__Tarefa__
Responda com base no texto fornecido:
1. Entre as quatro paredes, do que quem escreve diz estar cercado?
2. Que samba-canção de Dolores Duran é ouvido?
3. No último parágrafo, para que dimensão o novo Século das Luzes nos despertaria?

__Texto fornecido__
É chavão, mas precisa ser dito: esse isolamento nos aprisiona. Pelo menos a mim. Sou acometido dessa sofrência de ficar entre as quatro paredes, cercado de livros e música por todos os lados. É um modo de ir escapando. Outros, ermitães, convivem melhor com a solidão de estar isolado para se livrar desse desagregador vírus, que, quando não fere, mata.

Lendo e ouvindo música, encontrei-me com as notícias, nos jornais, nas revistas, todas on line, e uma canção da eterna Dolores Duran, para amenizar o vácuo da distância de não poder abraçar os amigos queridos.

De Dolores Duran, ouvi o samba-canção Castigo, cuja letra fala de uma briga de amor em que as coisas são ditas, no arroubo das discussões, e, um belo dia, fica-se sozinho – este o dilema de toda separação, como castigo ou prêmio. Dolores fazia canções que nos impunham o amor desvairado ou o sofrimento do amor acabado. Por isso, em Castigo, Dolores lamenta as brigas de amor: “A gente briga, diz tanta coisa que não quer dizer / Briga pensando que não vai sofrer / Que não faz mal se tudo terminar / Um belo dia a gente entende que ficou sozinha / Vem a vontade de chorar baixinho /Vem o desejo triste de voltar / Você se lembra, foi isso mesmo que se deu comigo.” E vai por aí afora, até chegar ao ápice da verdade: de que não teria perdido “você”.

Mas, Dolores sempre foi o meu ponto de apoio, uma sacerdotiza da canção de amor, pois, como ela, eu quero também alegria de um barco voltando, ou a ternura de mãos se encontrando. São sentimentos humanamente necessários para vencer as incertezas desse momento de muitos desamores, a reclamar um novo Século das Luzes, despertando-nos para uma outra dimensão humanista, sem fundamentalismo ideológico.

__Itens__
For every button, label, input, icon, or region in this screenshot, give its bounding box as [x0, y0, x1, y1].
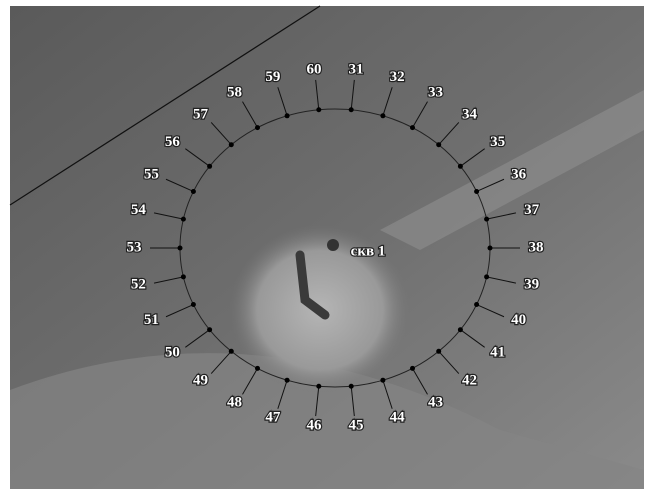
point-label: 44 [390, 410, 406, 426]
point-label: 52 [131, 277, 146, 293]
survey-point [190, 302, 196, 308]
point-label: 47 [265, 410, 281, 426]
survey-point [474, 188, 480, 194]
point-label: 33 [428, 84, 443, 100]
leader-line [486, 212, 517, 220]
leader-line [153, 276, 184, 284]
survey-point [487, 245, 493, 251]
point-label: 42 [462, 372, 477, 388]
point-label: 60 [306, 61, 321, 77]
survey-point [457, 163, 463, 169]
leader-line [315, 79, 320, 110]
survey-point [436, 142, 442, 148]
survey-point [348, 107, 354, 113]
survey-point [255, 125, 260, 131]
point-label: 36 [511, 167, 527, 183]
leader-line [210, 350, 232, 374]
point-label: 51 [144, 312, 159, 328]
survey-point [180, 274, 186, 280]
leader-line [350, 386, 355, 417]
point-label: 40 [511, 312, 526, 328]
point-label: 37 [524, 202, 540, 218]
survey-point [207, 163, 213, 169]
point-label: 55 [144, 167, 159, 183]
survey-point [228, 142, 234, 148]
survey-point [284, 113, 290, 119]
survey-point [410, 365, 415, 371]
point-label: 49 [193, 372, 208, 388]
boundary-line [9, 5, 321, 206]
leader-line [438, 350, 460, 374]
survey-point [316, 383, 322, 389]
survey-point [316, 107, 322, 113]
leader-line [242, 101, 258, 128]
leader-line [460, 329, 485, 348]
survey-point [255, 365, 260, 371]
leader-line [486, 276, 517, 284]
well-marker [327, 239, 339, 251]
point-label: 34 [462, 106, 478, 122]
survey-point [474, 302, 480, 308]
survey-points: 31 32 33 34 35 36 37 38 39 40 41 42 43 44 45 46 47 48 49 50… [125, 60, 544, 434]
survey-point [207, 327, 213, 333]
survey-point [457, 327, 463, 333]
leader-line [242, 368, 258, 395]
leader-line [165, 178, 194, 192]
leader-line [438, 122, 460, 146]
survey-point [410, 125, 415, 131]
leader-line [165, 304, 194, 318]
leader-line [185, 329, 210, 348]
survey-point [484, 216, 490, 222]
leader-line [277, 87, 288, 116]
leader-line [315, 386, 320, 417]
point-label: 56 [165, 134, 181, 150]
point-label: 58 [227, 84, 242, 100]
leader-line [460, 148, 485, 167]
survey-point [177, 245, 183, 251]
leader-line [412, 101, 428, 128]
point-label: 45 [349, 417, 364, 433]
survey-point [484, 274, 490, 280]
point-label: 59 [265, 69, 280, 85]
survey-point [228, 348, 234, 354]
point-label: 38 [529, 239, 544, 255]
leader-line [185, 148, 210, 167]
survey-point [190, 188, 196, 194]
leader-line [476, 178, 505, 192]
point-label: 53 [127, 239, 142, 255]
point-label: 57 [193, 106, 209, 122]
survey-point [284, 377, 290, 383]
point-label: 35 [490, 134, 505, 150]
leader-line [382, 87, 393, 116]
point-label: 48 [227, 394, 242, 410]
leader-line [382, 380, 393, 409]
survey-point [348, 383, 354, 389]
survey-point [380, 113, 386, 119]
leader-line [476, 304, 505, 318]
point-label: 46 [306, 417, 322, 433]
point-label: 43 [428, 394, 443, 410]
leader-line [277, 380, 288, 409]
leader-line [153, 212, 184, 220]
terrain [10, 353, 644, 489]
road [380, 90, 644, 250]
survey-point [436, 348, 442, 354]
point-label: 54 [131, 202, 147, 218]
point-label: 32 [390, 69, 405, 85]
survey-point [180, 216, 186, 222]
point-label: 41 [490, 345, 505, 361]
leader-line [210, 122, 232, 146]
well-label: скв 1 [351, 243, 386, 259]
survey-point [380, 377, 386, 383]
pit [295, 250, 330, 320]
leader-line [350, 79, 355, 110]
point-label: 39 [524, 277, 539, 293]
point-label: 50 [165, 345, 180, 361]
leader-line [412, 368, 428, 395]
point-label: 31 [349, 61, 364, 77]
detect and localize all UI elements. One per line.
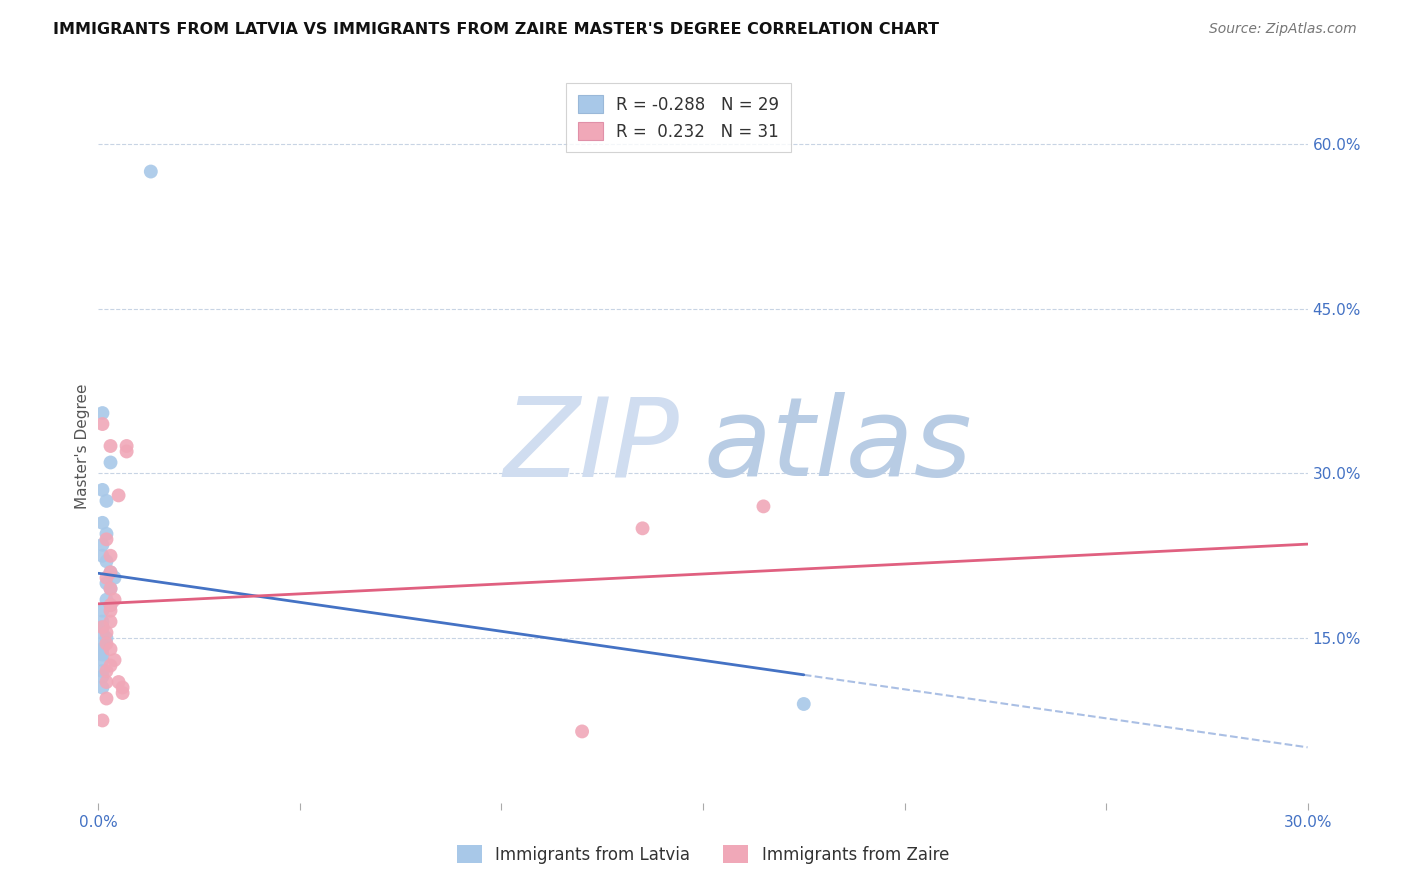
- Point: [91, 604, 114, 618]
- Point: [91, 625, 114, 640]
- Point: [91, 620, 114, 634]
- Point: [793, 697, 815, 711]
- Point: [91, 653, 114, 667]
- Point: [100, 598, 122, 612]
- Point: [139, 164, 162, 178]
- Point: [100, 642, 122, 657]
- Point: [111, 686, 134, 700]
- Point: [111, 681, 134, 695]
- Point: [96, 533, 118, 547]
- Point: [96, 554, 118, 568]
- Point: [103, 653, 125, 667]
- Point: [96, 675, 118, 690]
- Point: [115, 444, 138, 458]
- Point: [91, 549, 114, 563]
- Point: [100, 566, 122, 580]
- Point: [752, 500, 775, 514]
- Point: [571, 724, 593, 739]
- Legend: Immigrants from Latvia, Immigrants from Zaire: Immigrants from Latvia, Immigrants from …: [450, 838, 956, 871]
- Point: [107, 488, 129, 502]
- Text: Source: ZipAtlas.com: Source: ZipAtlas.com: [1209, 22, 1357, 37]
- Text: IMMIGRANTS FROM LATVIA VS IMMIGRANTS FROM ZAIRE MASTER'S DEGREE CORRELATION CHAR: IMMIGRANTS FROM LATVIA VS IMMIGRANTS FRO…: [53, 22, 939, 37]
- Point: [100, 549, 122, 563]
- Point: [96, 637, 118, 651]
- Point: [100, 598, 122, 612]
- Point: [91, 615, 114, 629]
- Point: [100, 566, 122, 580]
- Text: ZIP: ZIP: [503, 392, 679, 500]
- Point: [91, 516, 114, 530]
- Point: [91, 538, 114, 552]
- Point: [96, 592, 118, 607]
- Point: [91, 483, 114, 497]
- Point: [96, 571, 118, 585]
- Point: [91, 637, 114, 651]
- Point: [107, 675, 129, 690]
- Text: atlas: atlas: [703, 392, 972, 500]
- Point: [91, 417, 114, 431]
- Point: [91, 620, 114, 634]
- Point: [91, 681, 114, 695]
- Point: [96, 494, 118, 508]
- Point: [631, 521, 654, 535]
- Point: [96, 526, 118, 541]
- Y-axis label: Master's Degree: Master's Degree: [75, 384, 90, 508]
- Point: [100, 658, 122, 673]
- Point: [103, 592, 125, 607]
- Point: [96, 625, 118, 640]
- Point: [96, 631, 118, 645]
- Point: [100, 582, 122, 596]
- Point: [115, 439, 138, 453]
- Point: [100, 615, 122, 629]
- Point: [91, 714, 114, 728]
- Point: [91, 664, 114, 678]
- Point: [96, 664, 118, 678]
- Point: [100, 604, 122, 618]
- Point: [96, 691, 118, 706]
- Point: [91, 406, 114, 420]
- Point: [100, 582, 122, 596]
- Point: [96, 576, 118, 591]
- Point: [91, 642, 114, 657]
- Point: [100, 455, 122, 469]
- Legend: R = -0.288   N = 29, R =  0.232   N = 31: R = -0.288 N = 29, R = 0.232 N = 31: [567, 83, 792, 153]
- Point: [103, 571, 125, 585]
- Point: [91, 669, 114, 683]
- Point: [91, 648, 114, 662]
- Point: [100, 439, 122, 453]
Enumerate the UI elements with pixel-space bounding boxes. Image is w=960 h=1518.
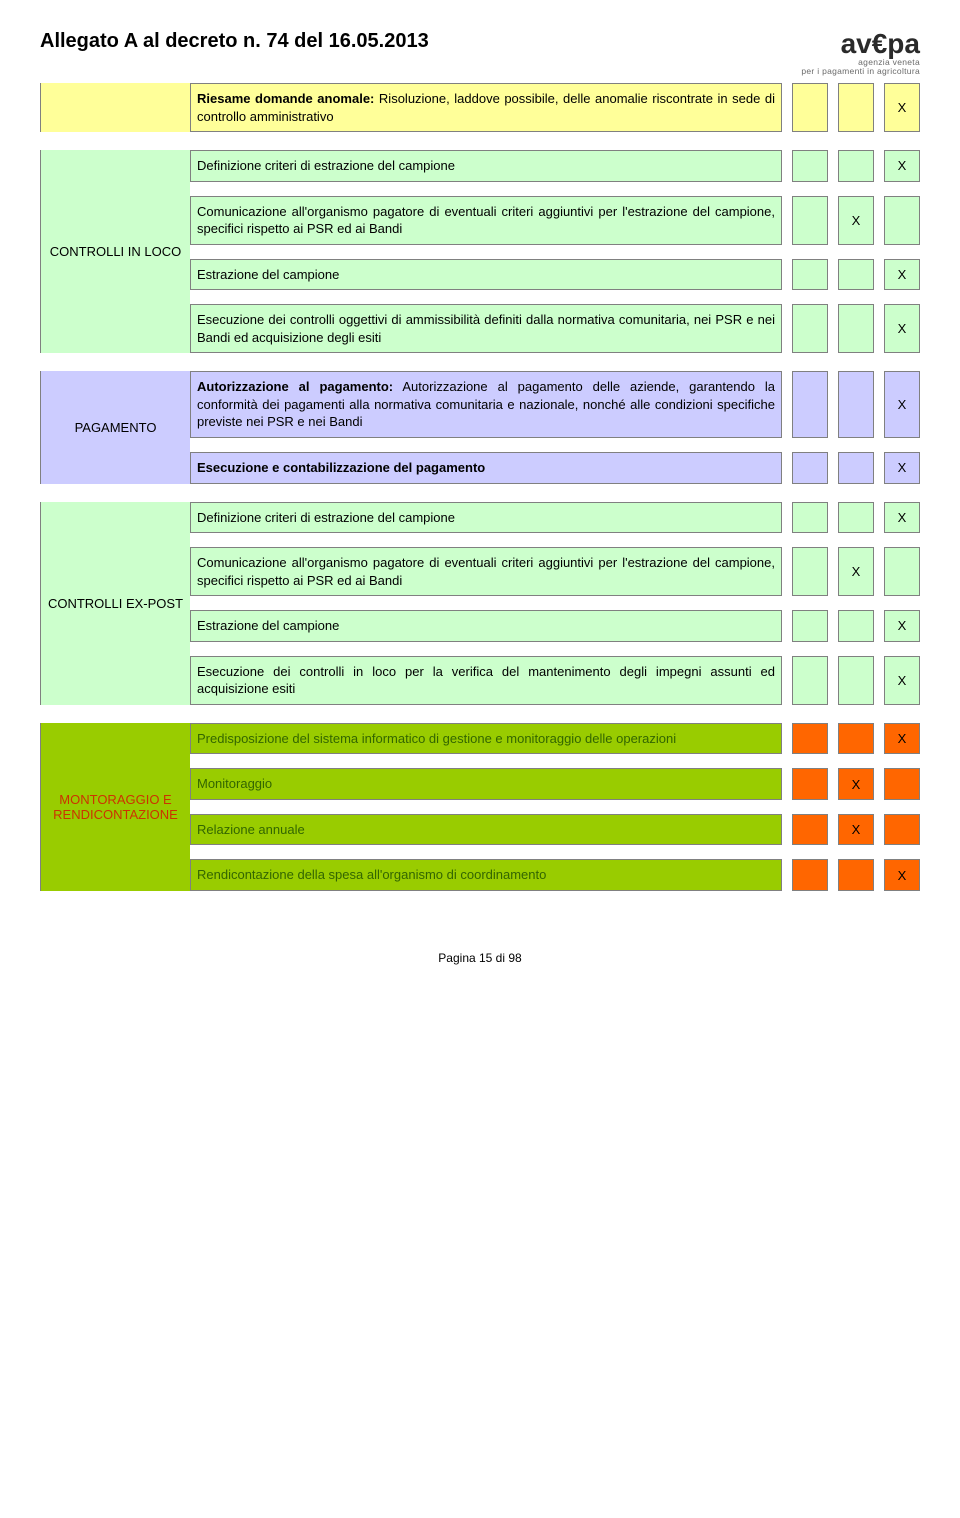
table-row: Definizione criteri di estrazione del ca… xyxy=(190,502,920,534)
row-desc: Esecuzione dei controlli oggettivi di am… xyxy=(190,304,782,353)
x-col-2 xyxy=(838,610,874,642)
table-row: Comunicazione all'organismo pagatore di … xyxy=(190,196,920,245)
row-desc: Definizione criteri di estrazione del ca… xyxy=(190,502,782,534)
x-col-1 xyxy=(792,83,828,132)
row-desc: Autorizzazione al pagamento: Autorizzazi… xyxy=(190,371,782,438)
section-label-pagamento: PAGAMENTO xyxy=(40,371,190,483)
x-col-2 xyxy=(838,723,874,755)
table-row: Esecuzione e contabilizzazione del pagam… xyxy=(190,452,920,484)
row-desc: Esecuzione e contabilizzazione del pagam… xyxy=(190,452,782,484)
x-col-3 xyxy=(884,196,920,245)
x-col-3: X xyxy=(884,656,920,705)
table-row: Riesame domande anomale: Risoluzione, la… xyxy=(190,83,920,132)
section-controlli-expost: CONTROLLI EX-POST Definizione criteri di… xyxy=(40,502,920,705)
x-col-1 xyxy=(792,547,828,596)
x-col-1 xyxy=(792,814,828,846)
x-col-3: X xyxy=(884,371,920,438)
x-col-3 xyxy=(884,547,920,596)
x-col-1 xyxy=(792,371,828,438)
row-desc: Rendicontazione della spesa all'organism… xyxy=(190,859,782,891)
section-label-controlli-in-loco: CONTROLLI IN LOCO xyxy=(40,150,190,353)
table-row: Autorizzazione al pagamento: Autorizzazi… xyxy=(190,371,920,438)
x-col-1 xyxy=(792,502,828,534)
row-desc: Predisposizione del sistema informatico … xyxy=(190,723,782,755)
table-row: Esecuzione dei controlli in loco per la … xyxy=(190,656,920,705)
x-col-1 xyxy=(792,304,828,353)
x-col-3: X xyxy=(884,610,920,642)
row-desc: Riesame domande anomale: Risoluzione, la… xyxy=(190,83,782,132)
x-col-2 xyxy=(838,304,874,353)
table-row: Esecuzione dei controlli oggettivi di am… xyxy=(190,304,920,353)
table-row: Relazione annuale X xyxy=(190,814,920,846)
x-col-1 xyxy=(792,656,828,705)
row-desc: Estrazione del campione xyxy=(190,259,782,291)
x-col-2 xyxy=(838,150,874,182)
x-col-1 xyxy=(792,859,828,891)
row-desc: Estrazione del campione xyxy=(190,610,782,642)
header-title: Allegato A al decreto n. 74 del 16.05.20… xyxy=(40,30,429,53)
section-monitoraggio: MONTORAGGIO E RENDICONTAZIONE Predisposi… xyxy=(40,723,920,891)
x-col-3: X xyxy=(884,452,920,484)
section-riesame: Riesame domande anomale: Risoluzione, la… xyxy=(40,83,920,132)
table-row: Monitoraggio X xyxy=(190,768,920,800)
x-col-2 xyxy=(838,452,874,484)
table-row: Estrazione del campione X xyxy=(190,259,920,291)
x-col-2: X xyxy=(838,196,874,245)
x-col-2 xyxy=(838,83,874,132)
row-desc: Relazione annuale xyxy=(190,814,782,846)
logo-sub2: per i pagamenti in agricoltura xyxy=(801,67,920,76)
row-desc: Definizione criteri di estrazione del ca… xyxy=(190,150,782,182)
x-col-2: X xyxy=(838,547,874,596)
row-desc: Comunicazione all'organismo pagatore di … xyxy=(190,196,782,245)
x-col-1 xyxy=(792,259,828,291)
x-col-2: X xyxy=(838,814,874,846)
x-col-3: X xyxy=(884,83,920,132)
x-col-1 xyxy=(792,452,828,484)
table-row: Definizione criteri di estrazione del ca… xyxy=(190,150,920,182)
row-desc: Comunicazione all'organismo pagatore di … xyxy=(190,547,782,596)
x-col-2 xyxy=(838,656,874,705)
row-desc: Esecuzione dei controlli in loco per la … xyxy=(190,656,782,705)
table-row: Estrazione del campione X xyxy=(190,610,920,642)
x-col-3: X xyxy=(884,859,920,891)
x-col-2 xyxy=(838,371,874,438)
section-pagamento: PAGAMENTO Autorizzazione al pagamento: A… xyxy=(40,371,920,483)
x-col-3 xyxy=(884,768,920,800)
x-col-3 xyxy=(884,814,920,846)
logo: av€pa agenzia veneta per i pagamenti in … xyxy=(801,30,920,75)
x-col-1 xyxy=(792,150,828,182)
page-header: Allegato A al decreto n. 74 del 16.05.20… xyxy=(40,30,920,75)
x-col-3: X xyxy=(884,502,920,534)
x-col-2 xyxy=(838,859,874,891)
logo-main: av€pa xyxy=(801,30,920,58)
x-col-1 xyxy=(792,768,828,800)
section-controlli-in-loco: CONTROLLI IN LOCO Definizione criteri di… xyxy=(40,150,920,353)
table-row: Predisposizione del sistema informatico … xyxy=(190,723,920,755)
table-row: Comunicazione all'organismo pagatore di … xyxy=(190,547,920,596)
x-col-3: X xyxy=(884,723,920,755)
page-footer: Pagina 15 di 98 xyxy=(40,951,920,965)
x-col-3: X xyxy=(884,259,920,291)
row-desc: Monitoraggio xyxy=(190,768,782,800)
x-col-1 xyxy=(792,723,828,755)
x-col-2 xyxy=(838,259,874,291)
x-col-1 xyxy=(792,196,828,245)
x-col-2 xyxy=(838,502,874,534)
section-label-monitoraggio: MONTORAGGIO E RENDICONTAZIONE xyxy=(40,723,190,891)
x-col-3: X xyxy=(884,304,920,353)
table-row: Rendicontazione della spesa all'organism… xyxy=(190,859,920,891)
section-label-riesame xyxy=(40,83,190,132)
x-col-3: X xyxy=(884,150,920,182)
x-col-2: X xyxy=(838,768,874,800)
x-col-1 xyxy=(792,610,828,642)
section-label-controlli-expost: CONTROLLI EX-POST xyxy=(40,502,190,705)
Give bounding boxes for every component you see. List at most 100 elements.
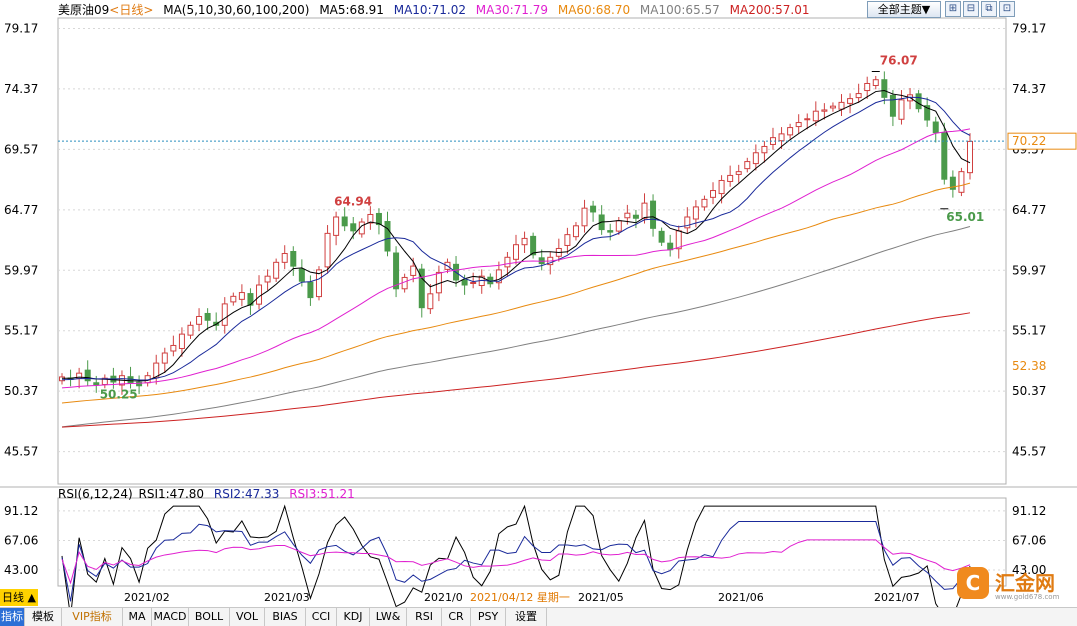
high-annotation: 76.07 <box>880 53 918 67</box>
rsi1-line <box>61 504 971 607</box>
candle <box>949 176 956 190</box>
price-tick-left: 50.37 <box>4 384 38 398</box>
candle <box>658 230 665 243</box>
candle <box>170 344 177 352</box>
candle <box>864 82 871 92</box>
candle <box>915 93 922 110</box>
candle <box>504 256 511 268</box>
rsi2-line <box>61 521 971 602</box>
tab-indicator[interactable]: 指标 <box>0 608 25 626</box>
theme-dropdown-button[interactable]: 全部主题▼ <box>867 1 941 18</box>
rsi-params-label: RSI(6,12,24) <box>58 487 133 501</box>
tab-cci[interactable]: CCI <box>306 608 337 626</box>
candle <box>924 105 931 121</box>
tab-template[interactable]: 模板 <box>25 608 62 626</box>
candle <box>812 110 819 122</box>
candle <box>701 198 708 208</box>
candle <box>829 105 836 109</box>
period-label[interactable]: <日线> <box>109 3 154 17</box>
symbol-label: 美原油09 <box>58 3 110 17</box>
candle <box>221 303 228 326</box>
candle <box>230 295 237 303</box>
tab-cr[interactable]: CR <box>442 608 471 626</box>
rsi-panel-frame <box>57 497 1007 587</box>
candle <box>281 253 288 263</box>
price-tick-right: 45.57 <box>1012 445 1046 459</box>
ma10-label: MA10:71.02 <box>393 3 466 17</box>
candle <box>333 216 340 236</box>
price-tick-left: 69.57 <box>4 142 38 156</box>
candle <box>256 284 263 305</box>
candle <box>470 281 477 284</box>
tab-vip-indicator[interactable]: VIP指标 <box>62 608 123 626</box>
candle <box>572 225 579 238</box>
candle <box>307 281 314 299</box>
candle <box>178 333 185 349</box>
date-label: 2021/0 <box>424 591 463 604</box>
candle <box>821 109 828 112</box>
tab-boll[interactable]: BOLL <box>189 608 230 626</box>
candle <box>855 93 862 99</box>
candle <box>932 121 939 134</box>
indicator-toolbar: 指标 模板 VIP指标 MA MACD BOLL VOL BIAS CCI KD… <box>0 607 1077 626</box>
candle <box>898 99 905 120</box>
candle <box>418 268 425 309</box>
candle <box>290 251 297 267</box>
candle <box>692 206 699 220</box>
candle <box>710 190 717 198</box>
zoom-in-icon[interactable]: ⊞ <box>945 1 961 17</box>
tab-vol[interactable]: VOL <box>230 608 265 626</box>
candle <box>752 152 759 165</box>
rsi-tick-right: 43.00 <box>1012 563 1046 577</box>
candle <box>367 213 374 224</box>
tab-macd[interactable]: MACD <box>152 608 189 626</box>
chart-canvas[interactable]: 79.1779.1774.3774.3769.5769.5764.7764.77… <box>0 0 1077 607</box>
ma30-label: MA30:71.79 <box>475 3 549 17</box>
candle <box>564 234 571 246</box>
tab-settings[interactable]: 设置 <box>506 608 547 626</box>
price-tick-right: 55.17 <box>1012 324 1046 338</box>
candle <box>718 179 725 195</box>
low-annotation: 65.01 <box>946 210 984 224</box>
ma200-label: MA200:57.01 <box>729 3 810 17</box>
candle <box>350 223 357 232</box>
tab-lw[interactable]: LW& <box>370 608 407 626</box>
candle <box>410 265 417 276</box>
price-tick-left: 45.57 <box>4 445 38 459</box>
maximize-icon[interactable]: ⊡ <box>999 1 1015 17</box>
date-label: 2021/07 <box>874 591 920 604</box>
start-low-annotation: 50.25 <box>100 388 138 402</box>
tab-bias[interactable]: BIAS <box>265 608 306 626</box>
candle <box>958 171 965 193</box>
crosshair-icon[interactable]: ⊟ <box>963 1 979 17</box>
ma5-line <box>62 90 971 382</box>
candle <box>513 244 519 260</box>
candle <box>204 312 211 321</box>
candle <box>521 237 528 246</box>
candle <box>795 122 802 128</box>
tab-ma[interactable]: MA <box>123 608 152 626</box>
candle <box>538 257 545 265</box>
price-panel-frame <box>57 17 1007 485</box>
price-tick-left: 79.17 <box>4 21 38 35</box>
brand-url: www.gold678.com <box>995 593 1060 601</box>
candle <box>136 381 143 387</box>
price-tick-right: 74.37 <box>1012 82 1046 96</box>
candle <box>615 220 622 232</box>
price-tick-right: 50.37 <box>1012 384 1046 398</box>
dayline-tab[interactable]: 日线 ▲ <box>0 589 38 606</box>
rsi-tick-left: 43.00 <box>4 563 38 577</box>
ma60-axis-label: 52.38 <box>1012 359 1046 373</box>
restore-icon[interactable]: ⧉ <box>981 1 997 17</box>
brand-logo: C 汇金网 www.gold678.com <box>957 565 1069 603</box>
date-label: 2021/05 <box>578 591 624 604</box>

__Resposta correta__
1. De livros e música por todos os lados.
2. Castigo.
3. Para uma outra dimensão humanista, sem fundamentalismo ideológico.